**GIVEN INSTRUCTION:** Make an exact copy of all the data.

**RECORD EXCERPTS:**
################

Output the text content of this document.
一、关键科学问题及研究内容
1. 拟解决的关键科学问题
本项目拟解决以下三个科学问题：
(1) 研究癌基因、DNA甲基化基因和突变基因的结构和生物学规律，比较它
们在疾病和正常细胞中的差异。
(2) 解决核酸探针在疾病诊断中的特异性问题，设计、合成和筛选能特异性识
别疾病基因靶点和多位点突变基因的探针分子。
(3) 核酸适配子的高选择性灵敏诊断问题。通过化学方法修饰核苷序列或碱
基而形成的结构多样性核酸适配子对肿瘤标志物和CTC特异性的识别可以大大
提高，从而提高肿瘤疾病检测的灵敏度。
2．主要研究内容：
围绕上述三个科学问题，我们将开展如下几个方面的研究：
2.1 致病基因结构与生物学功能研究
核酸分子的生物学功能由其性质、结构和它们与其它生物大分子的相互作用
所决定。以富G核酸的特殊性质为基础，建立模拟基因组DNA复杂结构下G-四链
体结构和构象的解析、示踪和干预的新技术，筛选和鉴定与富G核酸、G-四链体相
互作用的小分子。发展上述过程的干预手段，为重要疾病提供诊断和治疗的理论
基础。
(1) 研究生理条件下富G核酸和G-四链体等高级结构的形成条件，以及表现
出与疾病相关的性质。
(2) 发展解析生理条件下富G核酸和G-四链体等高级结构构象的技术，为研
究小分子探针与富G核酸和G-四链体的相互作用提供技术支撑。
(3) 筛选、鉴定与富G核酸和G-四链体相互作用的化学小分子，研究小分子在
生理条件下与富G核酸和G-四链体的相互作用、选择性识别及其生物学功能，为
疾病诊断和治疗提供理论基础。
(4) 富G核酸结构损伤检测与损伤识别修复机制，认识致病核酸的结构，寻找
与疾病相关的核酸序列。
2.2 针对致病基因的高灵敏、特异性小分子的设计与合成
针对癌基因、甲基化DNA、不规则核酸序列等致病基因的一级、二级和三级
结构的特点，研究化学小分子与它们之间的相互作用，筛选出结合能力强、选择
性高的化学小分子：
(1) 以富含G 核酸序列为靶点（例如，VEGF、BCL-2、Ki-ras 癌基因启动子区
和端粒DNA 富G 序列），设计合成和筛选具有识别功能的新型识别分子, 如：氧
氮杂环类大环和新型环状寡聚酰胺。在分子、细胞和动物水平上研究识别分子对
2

################

**ANSWER TO THE EXERCISE:**
Output the text content of this document.
一、关键科学问题及研究内容
1. 拟解决的关键科学问题
本项目拟解决以下三个科学问题：
(1) 研究癌基因、DNA甲基化基因和突变基因的结构和生物学规律，比较它
们在疾病和正常细胞中的差异。
(2) 解决核酸探针在疾病诊断中的特异性问题，设计、合成和筛选能特异性识
别疾病基因靶点和多位点突变基因的探针分子。
(3) 核酸适配子的高选择性灵敏诊断问题。通过化学方法修饰核苷序列或碱
基而形成的结构多样性核酸适配子对肿瘤标志物和CTC特异性的识别可以大大
提高，从而提高肿瘤疾病检测的灵敏度。
2．主要研究内容：
围绕上述三个科学问题，我们将开展如下几个方面的研究：
2.1 致病基因结构与生物学功能研究
核酸分子的生物学功能由其性质、结构和它们与其它生物大分子的相互作用
所决定。以富G核酸的特殊性质为基础，建立模拟基因组DNA复杂结构下G-四链
体结构和构象的解析、示踪和干预的新技术，筛选和鉴定与富G核酸、G-四链体相
互作用的小分子。发展上述过程的干预手段，为重要疾病提供诊断和治疗的理论
基础。
(1) 研究生理条件下富G核酸和G-四链体等高级结构的形成条件，以及表现
出与疾病相关的性质。
(2) 发展解析生理条件下富G核酸和G-四链体等高级结构构象的技术，为研
究小分子探针与富G核酸和G-四链体的相互作用提供技术支撑。
(3) 筛选、鉴定与富G核酸和G-四链体相互作用的化学小分子，研究小分子在
生理条件下与富G核酸和G-四链体的相互作用、选择性识别及其生物学功能，为
疾病诊断和治疗提供理论基础。
(4) 富G核酸结构损伤检测与损伤识别修复机制，认识致病核酸的结构，寻找
与疾病相关的核酸序列。
2.2 针对致病基因的高灵敏、特异性小分子的设计与合成
针对癌基因、甲基化DNA、不规则核酸序列等致病基因的一级、二级和三级
结构的特点，研究化学小分子与它们之间的相互作用，筛选出结合能力强、选择
性高的化学小分子：
(1) 以富含G 核酸序列为靶点（例如，VEGF、BCL-2、Ki-ras 癌基因启动子区
和端粒DNA 富G 序列），设计合成和筛选具有识别功能的新型识别分子, 如：氧
氮杂环类大环和新型环状寡聚酰胺。在分子、细胞和动物水平上研究识别分子对
2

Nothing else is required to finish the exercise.